Review the material line by line. Identify and copy every line that contains the string "Holder".

## START DATA PROVIDED

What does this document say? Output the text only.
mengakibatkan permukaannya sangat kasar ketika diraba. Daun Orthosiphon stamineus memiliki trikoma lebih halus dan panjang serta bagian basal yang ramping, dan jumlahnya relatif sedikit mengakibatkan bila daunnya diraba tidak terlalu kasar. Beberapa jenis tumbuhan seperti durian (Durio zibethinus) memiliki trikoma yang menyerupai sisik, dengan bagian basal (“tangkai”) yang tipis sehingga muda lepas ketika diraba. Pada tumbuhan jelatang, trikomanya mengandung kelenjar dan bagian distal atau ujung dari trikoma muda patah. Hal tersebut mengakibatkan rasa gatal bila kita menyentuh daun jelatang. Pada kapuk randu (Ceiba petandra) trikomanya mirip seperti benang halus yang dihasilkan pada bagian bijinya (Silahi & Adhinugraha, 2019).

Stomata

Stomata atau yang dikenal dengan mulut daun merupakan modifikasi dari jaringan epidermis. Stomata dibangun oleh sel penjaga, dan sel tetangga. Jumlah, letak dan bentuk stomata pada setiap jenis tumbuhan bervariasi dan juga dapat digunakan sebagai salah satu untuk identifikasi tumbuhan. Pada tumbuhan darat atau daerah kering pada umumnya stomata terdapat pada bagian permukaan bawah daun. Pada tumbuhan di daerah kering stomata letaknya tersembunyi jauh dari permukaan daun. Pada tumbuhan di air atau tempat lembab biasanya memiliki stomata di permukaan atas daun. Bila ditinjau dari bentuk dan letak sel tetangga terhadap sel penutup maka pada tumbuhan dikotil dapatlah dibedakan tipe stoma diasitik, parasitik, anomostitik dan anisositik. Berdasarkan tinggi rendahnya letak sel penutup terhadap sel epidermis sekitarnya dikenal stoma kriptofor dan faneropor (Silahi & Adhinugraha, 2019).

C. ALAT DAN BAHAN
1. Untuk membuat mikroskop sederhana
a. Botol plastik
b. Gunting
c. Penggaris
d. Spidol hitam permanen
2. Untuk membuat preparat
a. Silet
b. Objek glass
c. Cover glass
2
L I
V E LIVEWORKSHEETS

## END DATA PROVIDED
## START DATA PROVIDED

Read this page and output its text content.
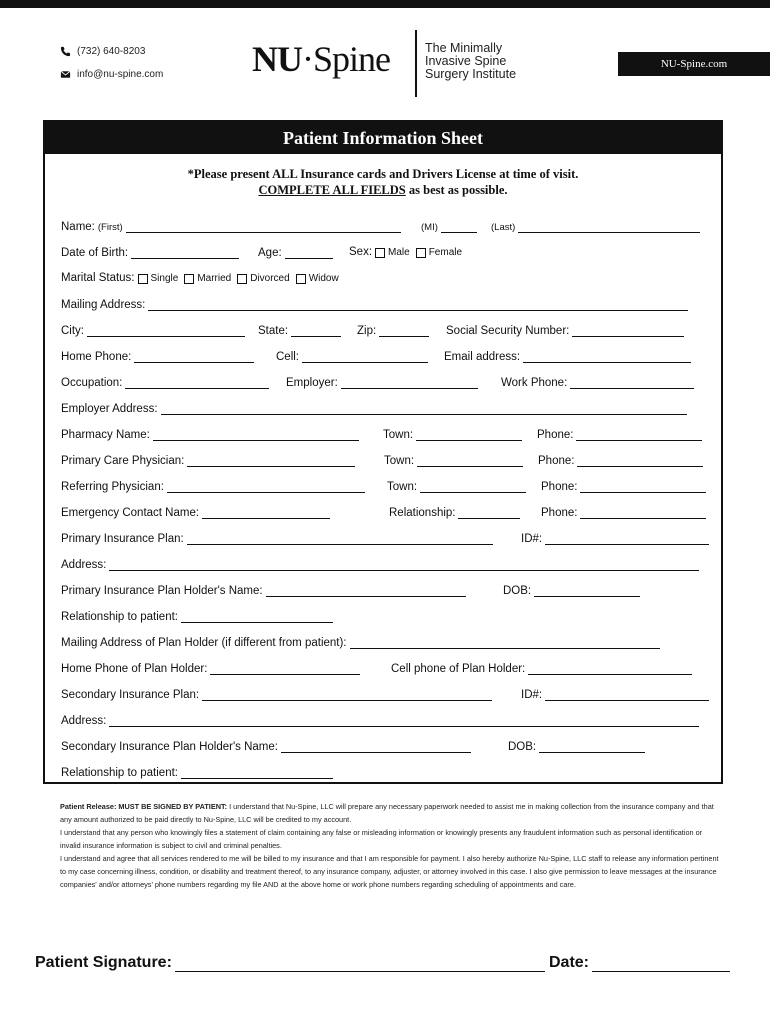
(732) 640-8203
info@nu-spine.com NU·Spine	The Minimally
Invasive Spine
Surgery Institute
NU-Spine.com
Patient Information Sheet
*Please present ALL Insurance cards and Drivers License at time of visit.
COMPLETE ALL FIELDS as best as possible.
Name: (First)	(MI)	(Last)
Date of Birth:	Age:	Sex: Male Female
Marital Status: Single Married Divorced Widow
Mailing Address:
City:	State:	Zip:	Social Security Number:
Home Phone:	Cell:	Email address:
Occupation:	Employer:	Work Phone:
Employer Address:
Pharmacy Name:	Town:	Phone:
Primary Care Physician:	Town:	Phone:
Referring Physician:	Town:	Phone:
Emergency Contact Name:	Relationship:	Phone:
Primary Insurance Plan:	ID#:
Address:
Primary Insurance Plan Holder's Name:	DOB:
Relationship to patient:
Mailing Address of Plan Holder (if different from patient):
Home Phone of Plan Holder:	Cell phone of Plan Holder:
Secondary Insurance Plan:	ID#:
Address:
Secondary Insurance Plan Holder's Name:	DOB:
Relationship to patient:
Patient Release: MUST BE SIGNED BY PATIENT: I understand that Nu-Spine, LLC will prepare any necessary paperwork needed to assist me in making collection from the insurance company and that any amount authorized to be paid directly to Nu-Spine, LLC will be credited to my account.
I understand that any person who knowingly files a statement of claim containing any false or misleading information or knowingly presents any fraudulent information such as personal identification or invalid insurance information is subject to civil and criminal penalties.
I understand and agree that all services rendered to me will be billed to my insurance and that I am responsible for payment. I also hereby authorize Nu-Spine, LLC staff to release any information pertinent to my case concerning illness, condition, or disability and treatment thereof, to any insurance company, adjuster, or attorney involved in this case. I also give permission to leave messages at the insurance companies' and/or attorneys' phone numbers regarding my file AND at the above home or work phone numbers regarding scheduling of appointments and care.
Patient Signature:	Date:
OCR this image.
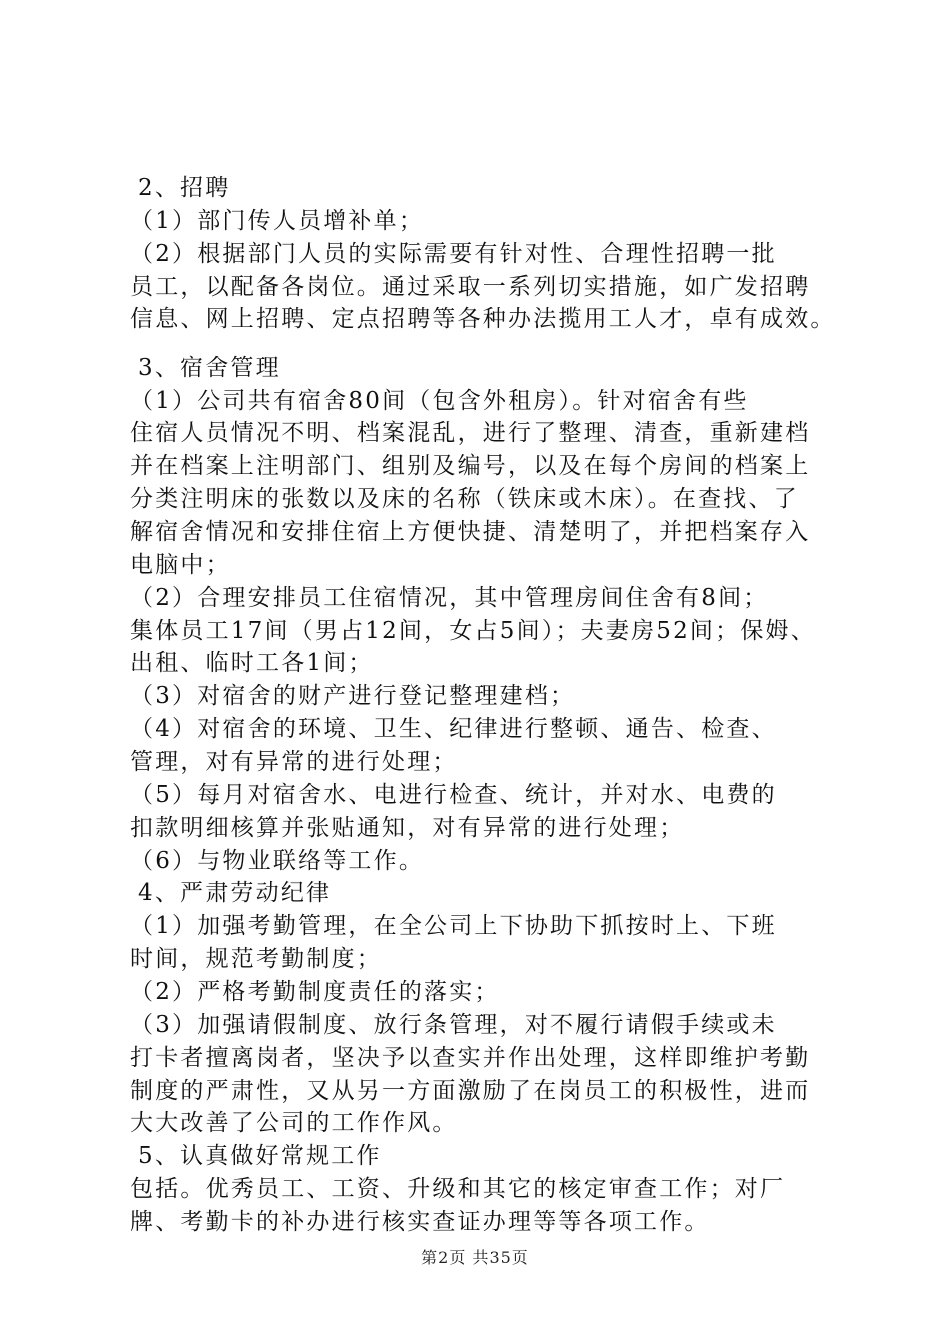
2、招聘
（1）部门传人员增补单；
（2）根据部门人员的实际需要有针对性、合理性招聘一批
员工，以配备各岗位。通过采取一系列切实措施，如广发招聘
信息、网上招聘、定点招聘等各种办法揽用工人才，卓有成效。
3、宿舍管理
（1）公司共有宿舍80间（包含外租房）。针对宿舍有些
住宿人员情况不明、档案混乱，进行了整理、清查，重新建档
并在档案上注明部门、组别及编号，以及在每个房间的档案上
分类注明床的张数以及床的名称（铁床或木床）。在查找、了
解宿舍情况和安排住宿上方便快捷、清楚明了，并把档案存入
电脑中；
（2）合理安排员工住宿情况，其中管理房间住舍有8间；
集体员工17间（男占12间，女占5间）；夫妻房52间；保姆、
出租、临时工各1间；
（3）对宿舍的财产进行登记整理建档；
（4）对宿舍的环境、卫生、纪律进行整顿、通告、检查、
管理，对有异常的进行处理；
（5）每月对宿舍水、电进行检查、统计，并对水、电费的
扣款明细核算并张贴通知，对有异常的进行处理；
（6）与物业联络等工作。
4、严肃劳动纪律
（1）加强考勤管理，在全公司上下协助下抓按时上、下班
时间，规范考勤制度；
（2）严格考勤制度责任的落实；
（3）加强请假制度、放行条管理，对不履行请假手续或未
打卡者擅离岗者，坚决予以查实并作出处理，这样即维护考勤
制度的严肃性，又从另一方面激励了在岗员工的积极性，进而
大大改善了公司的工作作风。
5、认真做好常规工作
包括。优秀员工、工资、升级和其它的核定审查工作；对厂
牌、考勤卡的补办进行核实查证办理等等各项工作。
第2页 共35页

## END DATA PROVIDED

- **TASK SOLUTION**
Primary Insurance Plan Holder's Name:	DOB:
Mailing Address of Plan Holder (if different from patient):
Home Phone of Plan Holder:	Cell phone of Plan Holder:
Secondary Insurance Plan Holder's Name:	DOB:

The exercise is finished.